**WHAT TO DO:**
Examine the records and identify each line that includes the string "Mathew". Copy those lines.

■ ■ ■ ■

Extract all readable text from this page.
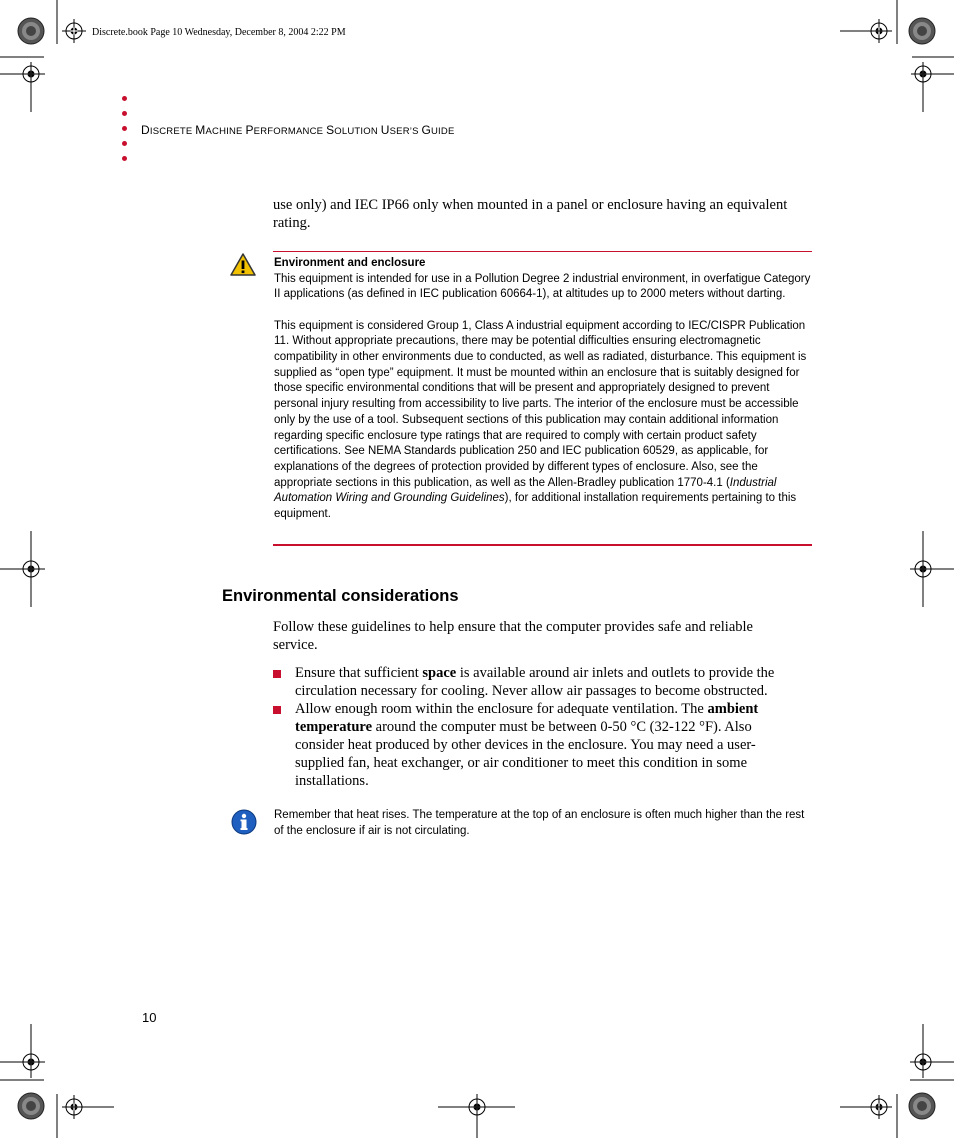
Discrete.book Page 10 Wednesday, December 8, 2004 2:22 PM
DISCRETE MACHINE PERFORMANCE SOLUTION USER’S GUIDE
use only) and IEC IP66 only when mounted in a panel or enclosure having an equivalent rating.
Environment and enclosure
This equipment is intended for use in a Pollution Degree 2 industrial environment, in overfatigue Category II applications (as defined in IEC publication 60664-1), at altitudes up to 2000 meters without darting.
This equipment is considered Group 1, Class A industrial equipment according to IEC/CISPR Publication 11. Without appropriate precautions, there may be potential difficulties ensuring electromagnetic compatibility in other environments due to conducted, as well as radiated, disturbance. This equipment is supplied as “open type” equipment. It must be mounted within an enclosure that is suitably designed for those specific environmental conditions that will be present and appropriately designed to prevent personal injury resulting from accessibility to live parts. The interior of the enclosure must be accessible only by the use of a tool. Subsequent sections of this publication may contain additional information regarding specific enclosure type ratings that are required to comply with certain product safety certifications. See NEMA Standards publication 250 and IEC publication 60529, as applicable, for explanations of the degrees of protection provided by different types of enclosure. Also, see the appropriate sections in this publication, as well as the Allen-Bradley publication 1770-4.1 (Industrial Automation Wiring and Grounding Guidelines), for additional installation requirements pertaining to this equipment.
Environmental considerations
Follow these guidelines to help ensure that the computer provides safe and reliable service.
Ensure that sufficient space is available around air inlets and outlets to provide the circulation necessary for cooling. Never allow air passages to become obstructed.
Allow enough room within the enclosure for adequate ventilation. The ambient temperature around the computer must be between 0-50 °C (32-122 °F). Also consider heat produced by other devices in the enclosure. You may need a user-supplied fan, heat exchanger, or air conditioner to meet this condition in some installations.
Remember that heat rises. The temperature at the top of an enclosure is often much higher than the rest of the enclosure if air is not circulating.
10
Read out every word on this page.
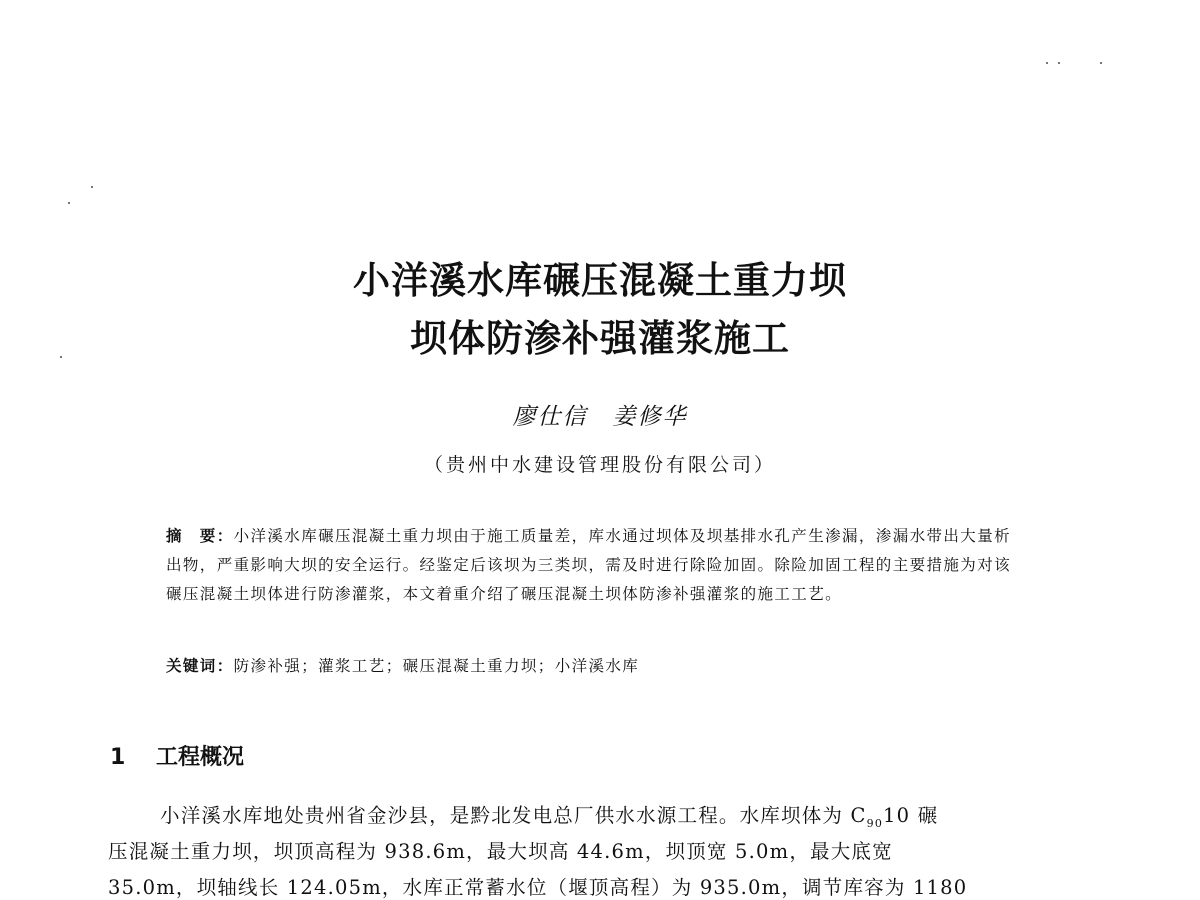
小洋溪水库碾压混凝土重力坝
坝体防渗补强灌浆施工
廖仕信　姜修华
（贵州中水建设管理股份有限公司）
摘　要：小洋溪水库碾压混凝土重力坝由于施工质量差，库水通过坝体及坝基排水孔产生渗漏，渗漏水带出大量析出物，严重影响大坝的安全运行。经鉴定后该坝为三类坝，需及时进行除险加固。除险加固工程的主要措施为对该碾压混凝土坝体进行防渗灌浆，本文着重介绍了碾压混凝土坝体防渗补强灌浆的施工工艺。
关键词：防渗补强；灌浆工艺；碾压混凝土重力坝；小洋溪水库
1 工程概况
小洋溪水库地处贵州省金沙县，是黔北发电总厂供水水源工程。水库坝体为 $C_{90}10$ 碾
压混凝土重力坝，坝顶高程为 938.6m，最大坝高 44.6m，坝顶宽 5.0m，最大底宽
35.0m，坝轴线长 124.05m，水库正常蓄水位（堰顶高程）为 935.0m，调节库容为 1180
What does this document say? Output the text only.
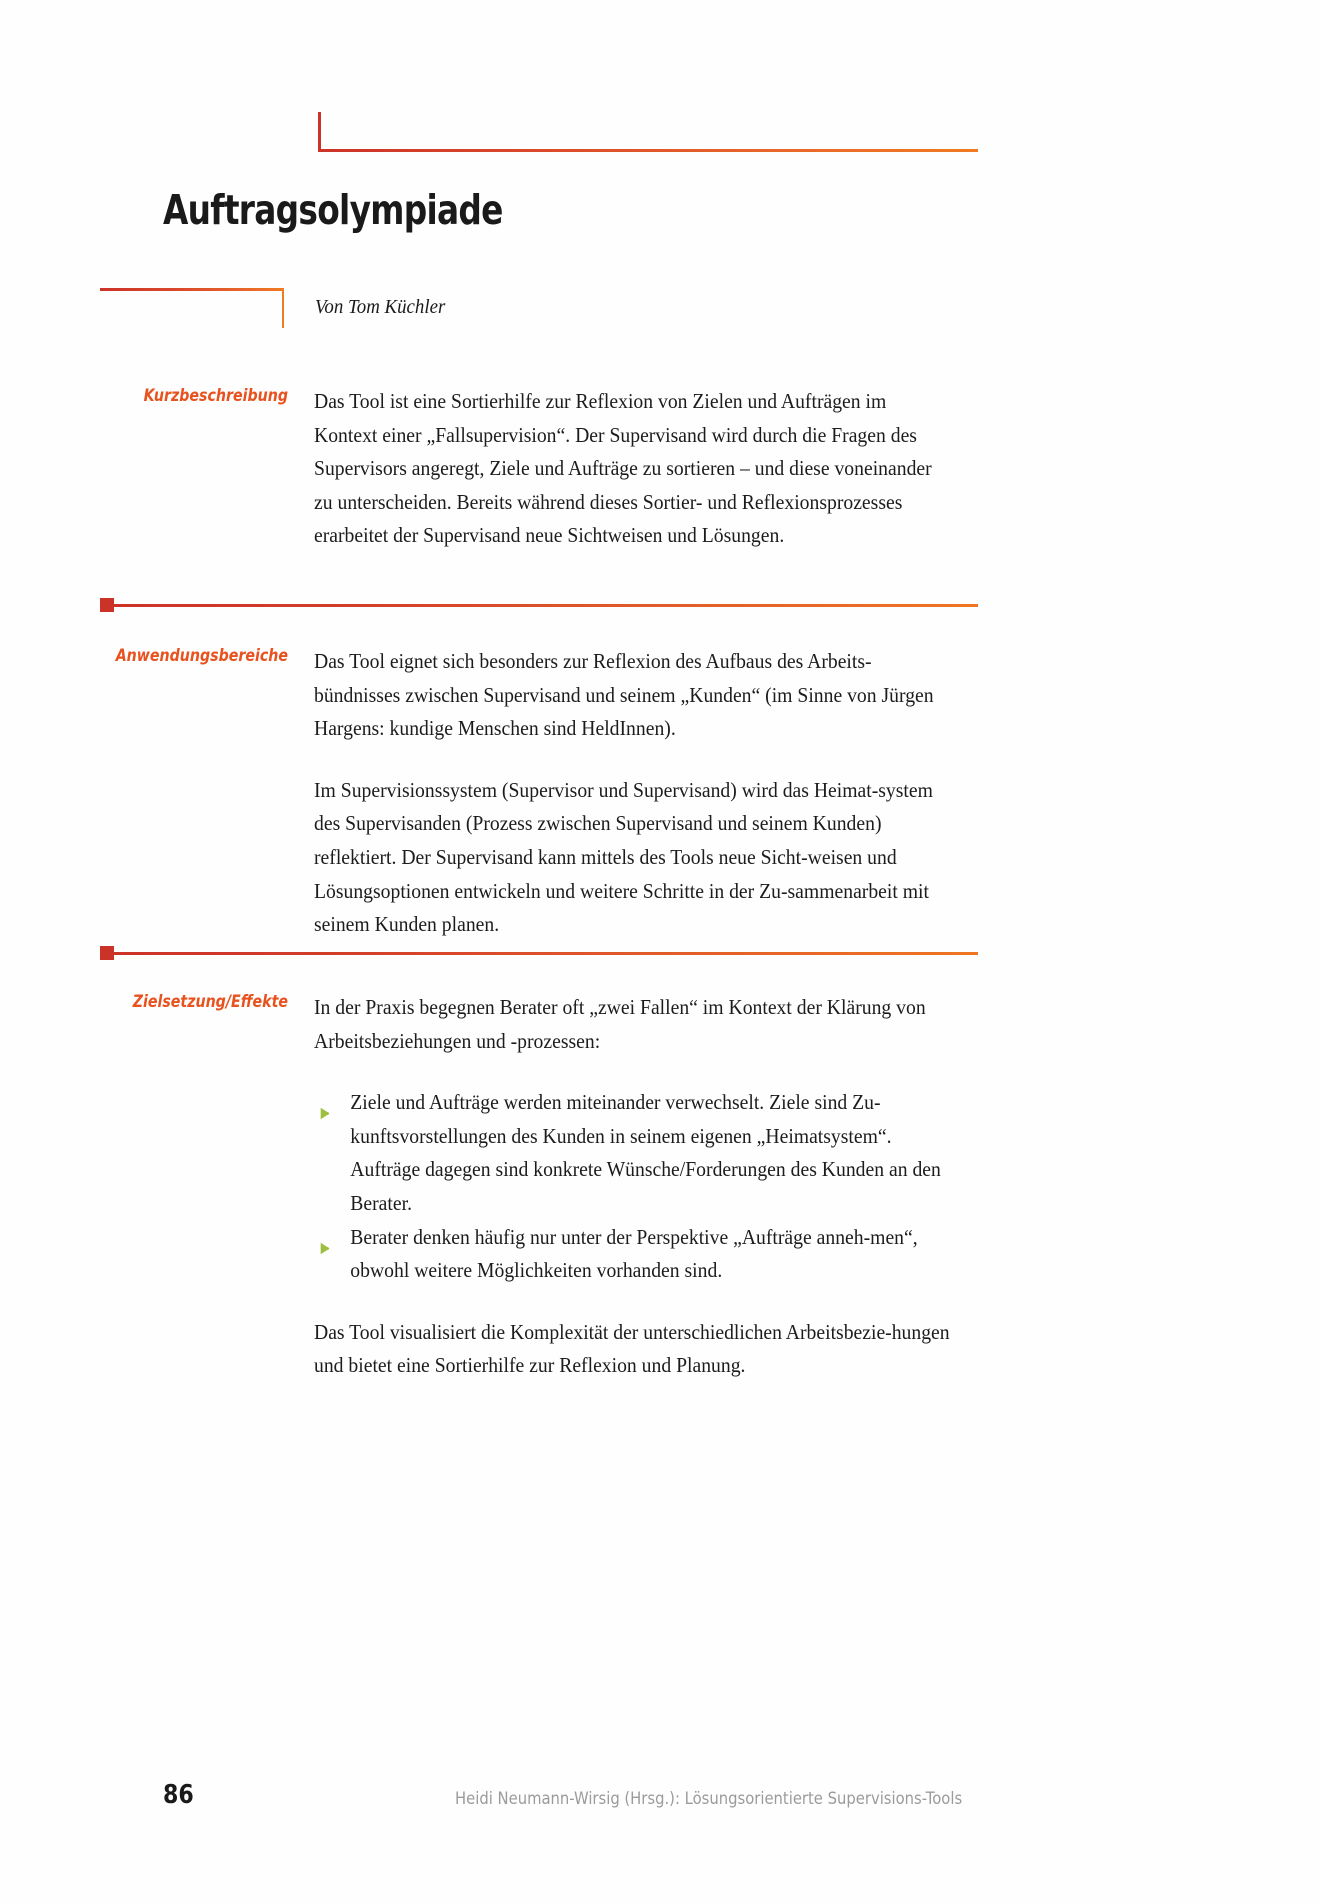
Auftragsolympiade
Von Tom Küchler
Kurzbeschreibung Das Tool ist eine Sortierhilfe zur Reflexion von Zielen und Aufträgen im Kontext einer „Fallsupervision“. Der Supervisand wird durch die Fragen des Supervisors angeregt, Ziele und Aufträge zu sortieren – und diese voneinander zu unterscheiden. Bereits während dieses Sortier- und Reflexionsprozesses erarbeitet der Supervisand neue Sichtweisen und Lösungen.

Anwendungsbereiche Das Tool eignet sich besonders zur Reflexion des Aufbaus des Arbeits-bündnisses zwischen Supervisand und seinem „Kunden“ (im Sinne von Jürgen Hargens: kundige Menschen sind HeldInnen).

Im Supervisionssystem (Supervisor und Supervisand) wird das Heimat-system des Supervisanden (Prozess zwischen Supervisand und seinem Kunden) reflektiert. Der Supervisand kann mittels des Tools neue Sicht-weisen und Lösungsoptionen entwickeln und weitere Schritte in der Zu-sammenarbeit mit seinem Kunden planen.

Zielsetzung/Effekte In der Praxis begegnen Berater oft „zwei Fallen“ im Kontext der Klärung von Arbeitsbeziehungen und -prozessen:

Ziele und Aufträge werden miteinander verwechselt. Ziele sind Zu-kunftsvorstellungen des Kunden in seinem eigenen „Heimatsystem“. Aufträge dagegen sind konkrete Wünsche/Forderungen des Kunden an den Berater.
Berater denken häufig nur unter der Perspektive „Aufträge anneh-men“, obwohl weitere Möglichkeiten vorhanden sind.

Das Tool visualisiert die Komplexität der unterschiedlichen Arbeitsbezie-hungen und bietet eine Sortierhilfe zur Reflexion und Planung.

86	Heidi Neumann-Wirsig (Hrsg.): Lösungsorientierte Supervisions-Tools
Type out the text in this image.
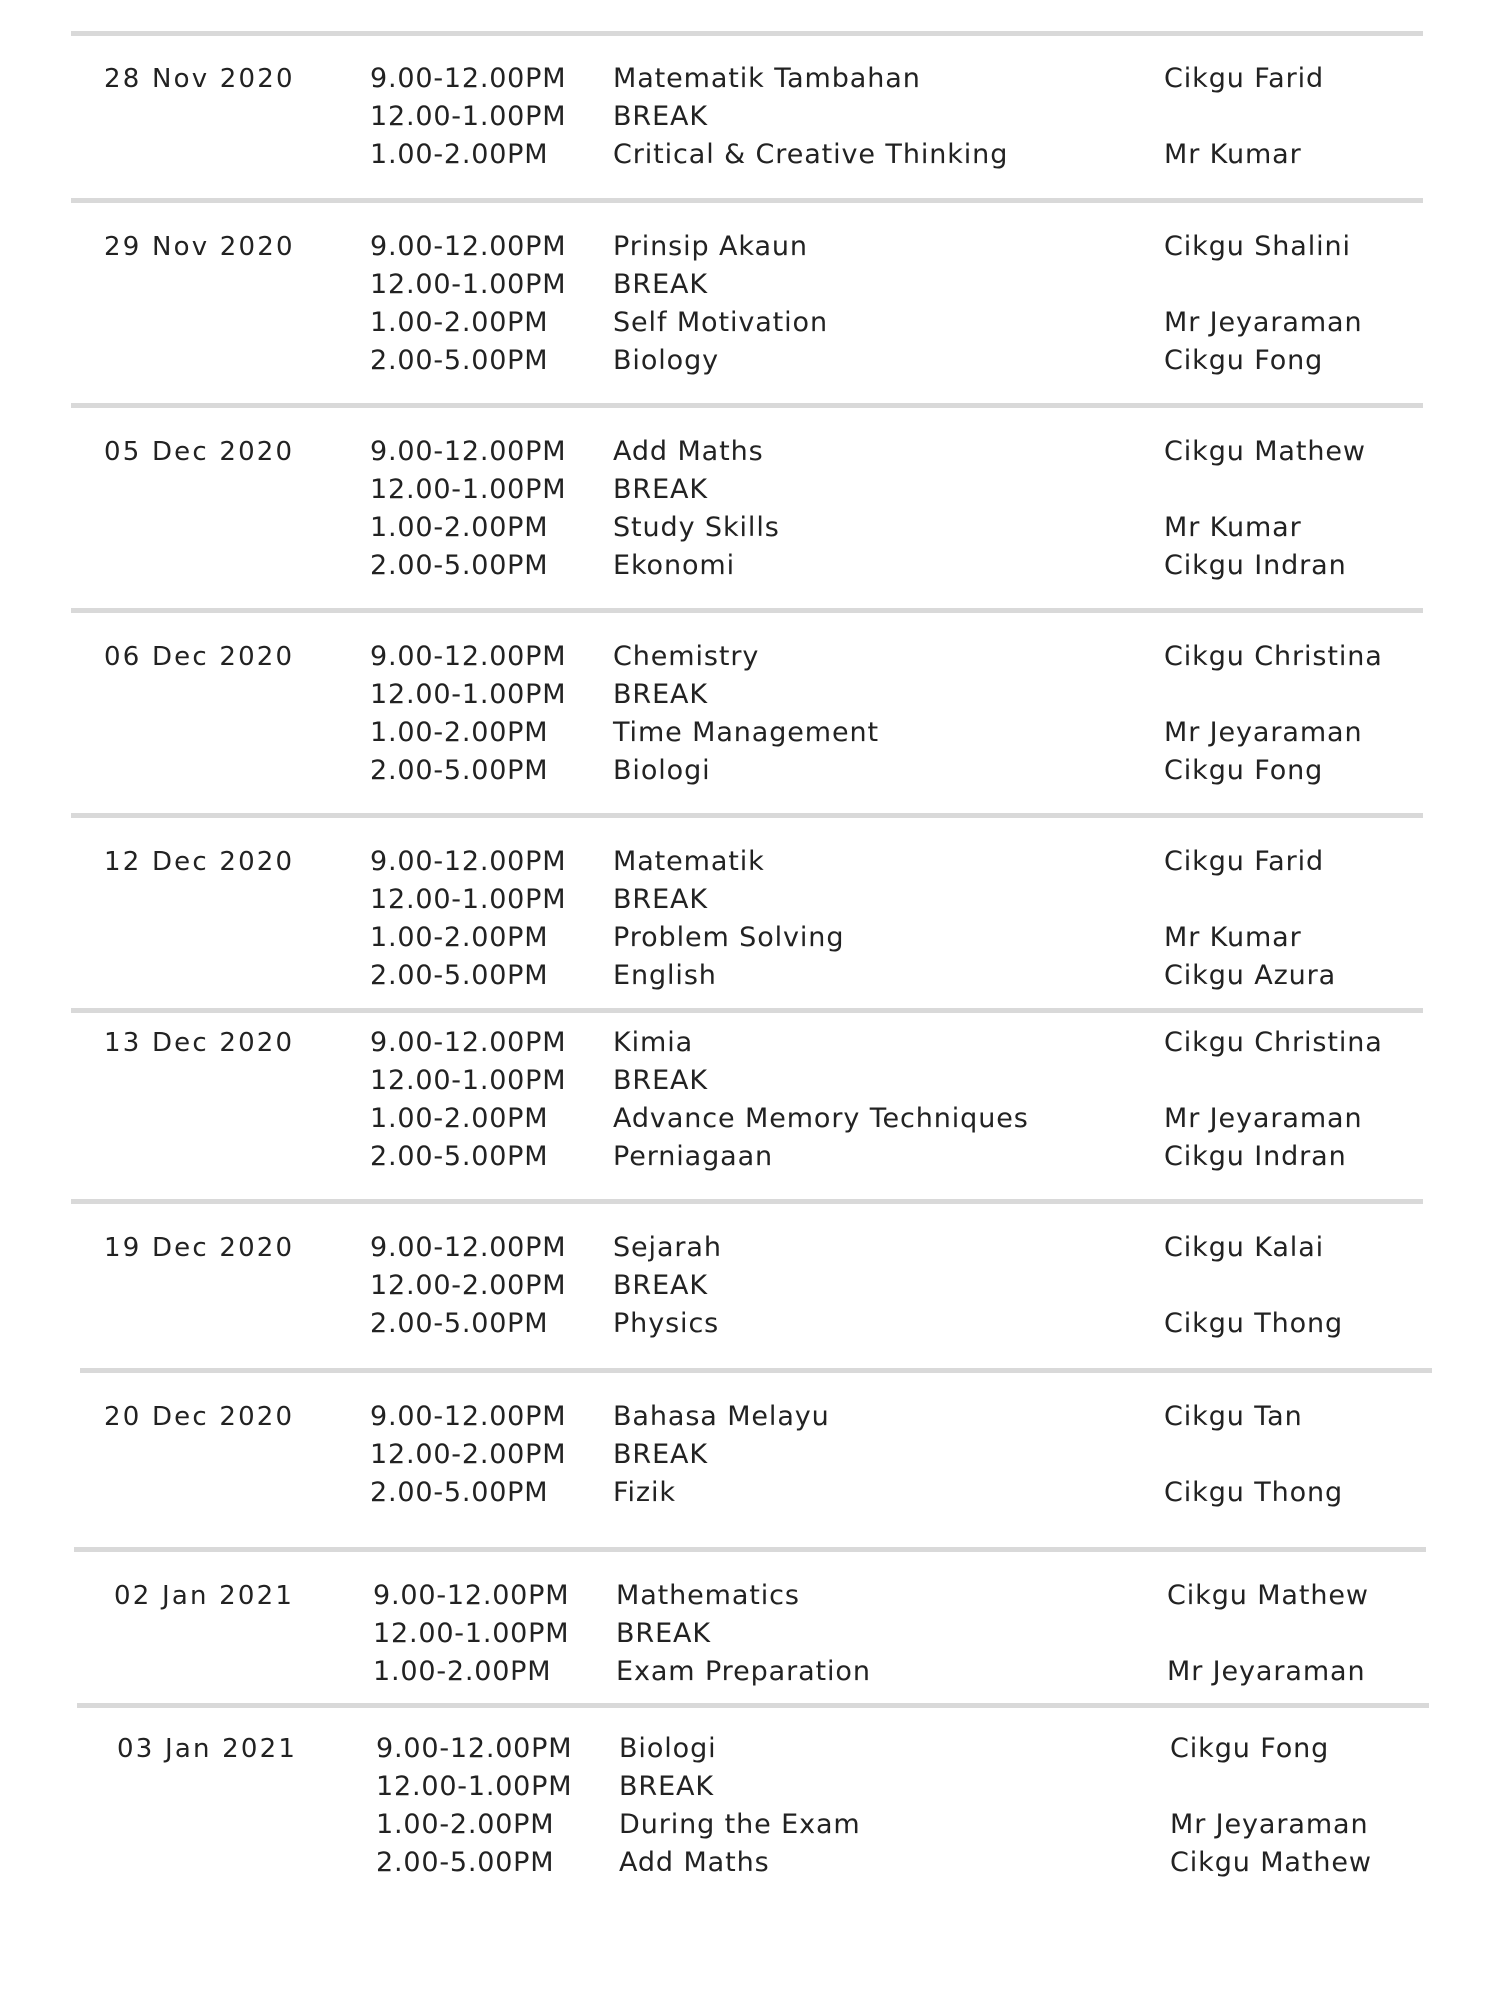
28 Nov 2020	9.00-12.00PM Matematik Tambahan	Cikgu Farid
12.00-1.00PM BREAK
1.00-2.00PM Critical & Creative Thinking	Mr Kumar
29 Nov 2020	9.00-12.00PM Prinsip Akaun	Cikgu Shalini
12.00-1.00PM BREAK
1.00-2.00PM Self Motivation	Mr Jeyaraman
2.00-5.00PM Biology	Cikgu Fong
05 Dec 2020	9.00-12.00PM Add Maths	Cikgu Mathew
12.00-1.00PM BREAK
1.00-2.00PM Study Skills	Mr Kumar
2.00-5.00PM Ekonomi	Cikgu Indran
06 Dec 2020	9.00-12.00PM Chemistry	Cikgu Christina
12.00-1.00PM BREAK
1.00-2.00PM Time Management	Mr Jeyaraman
2.00-5.00PM Biologi	Cikgu Fong
12 Dec 2020	9.00-12.00PM Matematik	Cikgu Farid
12.00-1.00PM BREAK
1.00-2.00PM Problem Solving	Mr Kumar
2.00-5.00PM English	Cikgu Azura
13 Dec 2020	9.00-12.00PM Kimia	Cikgu Christina
12.00-1.00PM BREAK
1.00-2.00PM Advance Memory Techniques	Mr Jeyaraman
2.00-5.00PM Perniagaan	Cikgu Indran
19 Dec 2020	9.00-12.00PM Sejarah	Cikgu Kalai
12.00-2.00PM BREAK
2.00-5.00PM Physics	Cikgu Thong
20 Dec 2020	9.00-12.00PM Bahasa Melayu	Cikgu Tan
12.00-2.00PM BREAK
2.00-5.00PM Fizik	Cikgu Thong
02 Jan 2021	9.00-12.00PM Mathematics	Cikgu Mathew
12.00-1.00PM BREAK
1.00-2.00PM Exam Preparation	Mr Jeyaraman
03 Jan 2021	9.00-12.00PM Biologi	Cikgu Fong
12.00-1.00PM BREAK
1.00-2.00PM During the Exam	Mr Jeyaraman
2.00-5.00PM Add Maths	Cikgu Mathew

■ ■ ■ ■

**TASK OUTPUT:**
05 Dec 2020	9.00-12.00PM Add Maths	Cikgu Mathew
02 Jan 2021	9.00-12.00PM Mathematics	Cikgu Mathew
2.00-5.00PM Add Maths	Cikgu Mathew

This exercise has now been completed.